Work to be completed: Give the number of lines below that contain the word "page", and nothing else.

The input:
-- Begin --
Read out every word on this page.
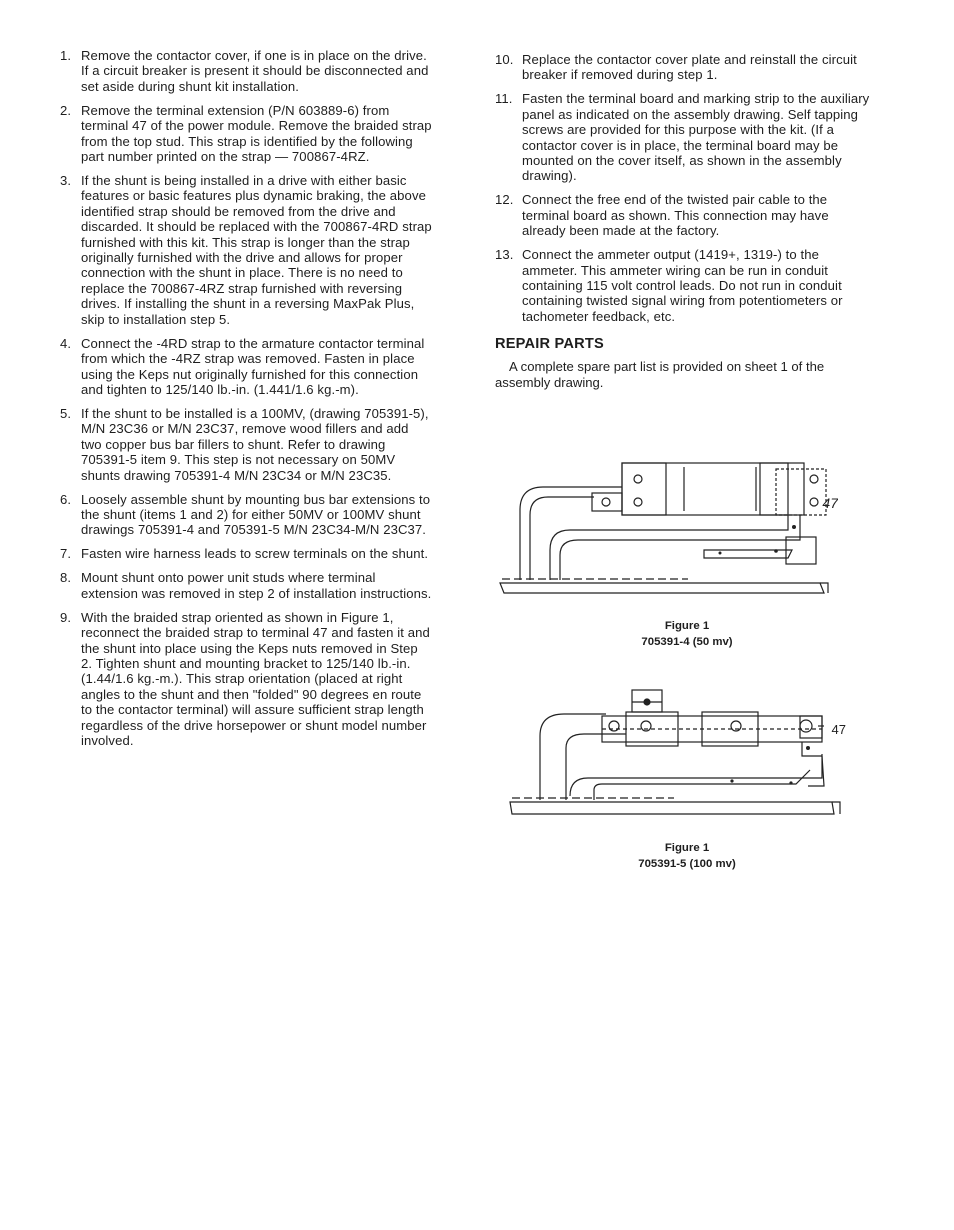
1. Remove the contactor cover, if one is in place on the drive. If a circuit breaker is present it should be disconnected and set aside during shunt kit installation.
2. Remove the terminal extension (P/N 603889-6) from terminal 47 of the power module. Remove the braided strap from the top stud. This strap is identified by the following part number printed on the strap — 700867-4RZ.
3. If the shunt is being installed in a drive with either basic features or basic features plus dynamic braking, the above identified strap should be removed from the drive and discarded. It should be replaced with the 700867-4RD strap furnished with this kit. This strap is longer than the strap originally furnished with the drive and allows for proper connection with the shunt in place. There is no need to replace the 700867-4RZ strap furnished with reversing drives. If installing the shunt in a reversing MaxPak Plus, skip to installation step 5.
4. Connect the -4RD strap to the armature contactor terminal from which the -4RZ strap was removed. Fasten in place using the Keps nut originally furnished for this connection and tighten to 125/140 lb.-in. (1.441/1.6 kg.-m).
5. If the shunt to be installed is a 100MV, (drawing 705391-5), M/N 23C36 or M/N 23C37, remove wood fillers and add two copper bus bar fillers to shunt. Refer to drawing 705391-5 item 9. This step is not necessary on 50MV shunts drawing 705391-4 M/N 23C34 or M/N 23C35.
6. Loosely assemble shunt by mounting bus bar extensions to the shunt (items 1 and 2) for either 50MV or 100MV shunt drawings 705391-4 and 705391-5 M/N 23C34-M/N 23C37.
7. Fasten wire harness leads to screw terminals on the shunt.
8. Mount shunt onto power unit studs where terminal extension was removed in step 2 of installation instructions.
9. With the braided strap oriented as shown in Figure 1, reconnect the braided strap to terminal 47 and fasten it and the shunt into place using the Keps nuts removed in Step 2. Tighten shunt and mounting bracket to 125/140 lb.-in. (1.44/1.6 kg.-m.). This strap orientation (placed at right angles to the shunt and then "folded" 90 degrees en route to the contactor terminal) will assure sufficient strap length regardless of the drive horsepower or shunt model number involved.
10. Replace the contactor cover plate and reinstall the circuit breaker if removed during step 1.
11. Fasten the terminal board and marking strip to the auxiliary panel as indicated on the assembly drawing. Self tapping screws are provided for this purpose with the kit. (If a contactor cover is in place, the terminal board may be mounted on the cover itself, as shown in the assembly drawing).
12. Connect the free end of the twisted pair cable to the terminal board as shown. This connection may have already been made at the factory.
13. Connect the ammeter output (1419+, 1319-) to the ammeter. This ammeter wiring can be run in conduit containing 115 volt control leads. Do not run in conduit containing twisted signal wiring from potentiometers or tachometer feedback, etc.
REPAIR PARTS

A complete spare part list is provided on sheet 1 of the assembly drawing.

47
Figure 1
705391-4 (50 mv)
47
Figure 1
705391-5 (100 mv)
-- End --
-- Begin --
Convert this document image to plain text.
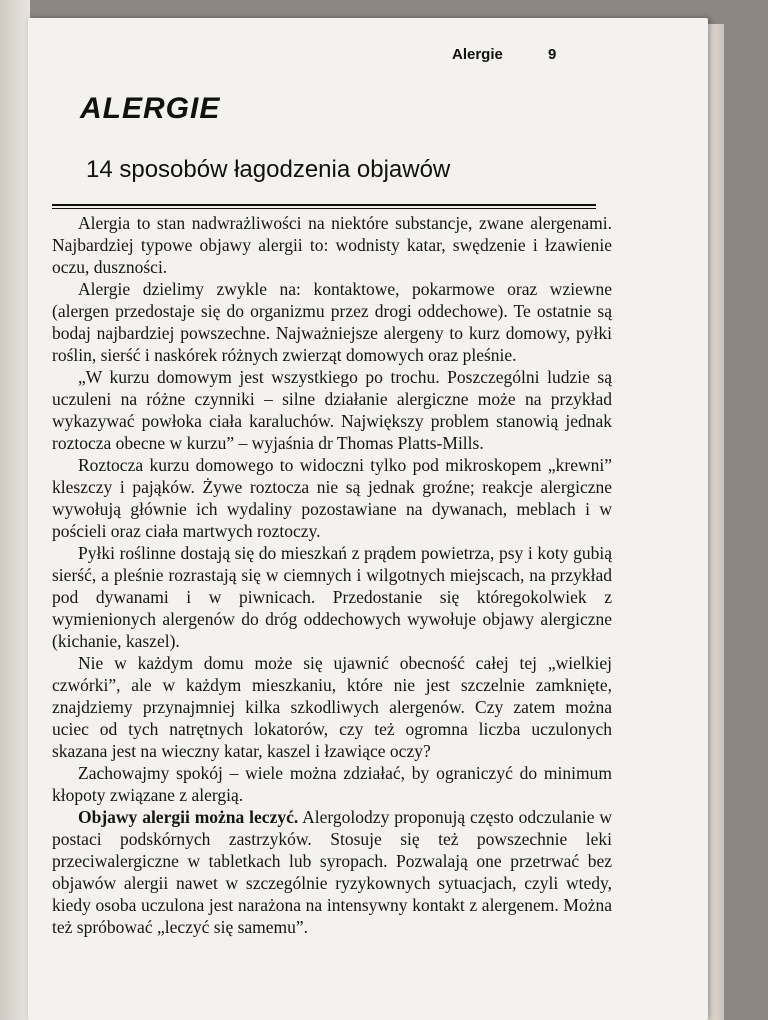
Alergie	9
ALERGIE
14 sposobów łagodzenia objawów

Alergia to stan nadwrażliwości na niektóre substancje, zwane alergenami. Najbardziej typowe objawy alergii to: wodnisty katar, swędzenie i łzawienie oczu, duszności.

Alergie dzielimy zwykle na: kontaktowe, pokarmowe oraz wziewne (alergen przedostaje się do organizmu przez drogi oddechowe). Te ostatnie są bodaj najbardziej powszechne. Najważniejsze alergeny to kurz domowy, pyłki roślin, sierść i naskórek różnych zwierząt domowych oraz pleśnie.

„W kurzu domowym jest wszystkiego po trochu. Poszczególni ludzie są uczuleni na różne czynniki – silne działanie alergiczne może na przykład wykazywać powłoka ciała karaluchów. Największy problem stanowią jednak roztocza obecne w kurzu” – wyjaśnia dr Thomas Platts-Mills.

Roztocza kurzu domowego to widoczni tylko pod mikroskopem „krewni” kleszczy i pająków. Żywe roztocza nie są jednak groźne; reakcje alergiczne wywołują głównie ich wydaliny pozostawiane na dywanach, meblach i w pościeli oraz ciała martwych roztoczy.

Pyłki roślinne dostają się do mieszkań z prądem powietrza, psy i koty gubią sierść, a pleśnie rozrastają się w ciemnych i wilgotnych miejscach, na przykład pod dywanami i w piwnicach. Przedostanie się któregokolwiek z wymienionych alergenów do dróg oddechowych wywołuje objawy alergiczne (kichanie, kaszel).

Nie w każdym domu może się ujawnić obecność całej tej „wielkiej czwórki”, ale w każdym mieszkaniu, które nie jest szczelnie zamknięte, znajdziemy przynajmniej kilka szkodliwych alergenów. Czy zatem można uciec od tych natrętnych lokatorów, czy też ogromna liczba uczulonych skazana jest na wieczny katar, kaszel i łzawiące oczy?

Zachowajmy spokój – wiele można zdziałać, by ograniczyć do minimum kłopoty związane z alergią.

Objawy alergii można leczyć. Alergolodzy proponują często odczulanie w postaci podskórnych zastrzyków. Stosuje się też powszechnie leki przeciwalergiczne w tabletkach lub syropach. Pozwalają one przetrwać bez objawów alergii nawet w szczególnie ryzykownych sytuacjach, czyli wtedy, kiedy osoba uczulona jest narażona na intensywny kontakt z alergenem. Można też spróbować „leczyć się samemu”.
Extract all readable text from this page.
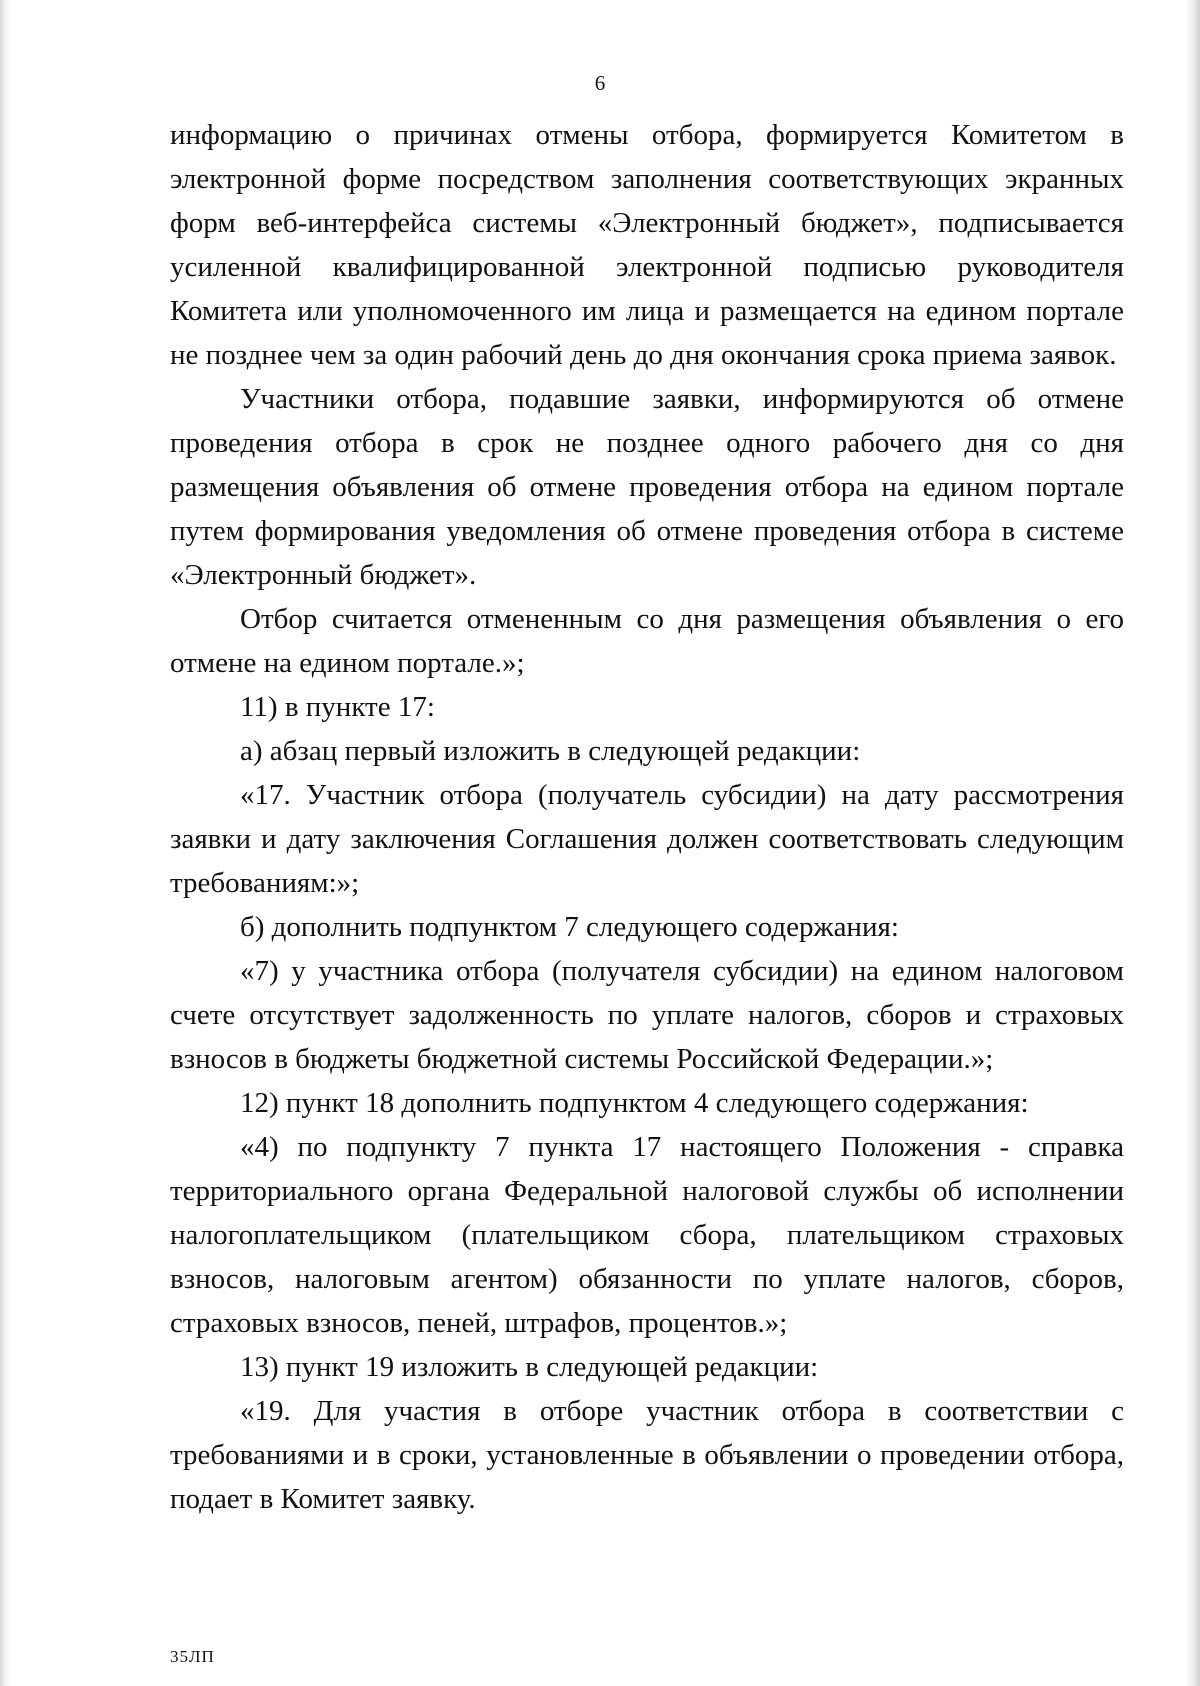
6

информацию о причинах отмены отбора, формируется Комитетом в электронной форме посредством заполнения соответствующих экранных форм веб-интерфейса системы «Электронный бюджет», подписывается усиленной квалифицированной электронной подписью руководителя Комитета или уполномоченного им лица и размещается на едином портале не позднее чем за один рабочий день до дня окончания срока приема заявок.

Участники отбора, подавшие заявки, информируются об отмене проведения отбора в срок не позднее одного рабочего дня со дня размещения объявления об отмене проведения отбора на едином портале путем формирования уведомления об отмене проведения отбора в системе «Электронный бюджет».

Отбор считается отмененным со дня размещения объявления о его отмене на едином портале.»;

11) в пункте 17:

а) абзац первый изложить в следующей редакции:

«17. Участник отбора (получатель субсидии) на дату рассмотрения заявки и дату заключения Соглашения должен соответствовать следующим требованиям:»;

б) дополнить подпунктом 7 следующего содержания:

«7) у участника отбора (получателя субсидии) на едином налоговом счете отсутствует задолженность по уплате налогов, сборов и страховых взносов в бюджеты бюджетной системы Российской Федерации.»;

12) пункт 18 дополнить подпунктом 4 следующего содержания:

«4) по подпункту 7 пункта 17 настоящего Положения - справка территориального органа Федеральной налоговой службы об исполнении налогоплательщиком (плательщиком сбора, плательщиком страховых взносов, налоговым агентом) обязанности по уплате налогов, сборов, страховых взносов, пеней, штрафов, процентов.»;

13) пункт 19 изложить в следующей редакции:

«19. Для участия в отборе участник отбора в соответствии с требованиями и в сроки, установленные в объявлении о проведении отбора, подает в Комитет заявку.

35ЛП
-- End --
Solved exercise: 2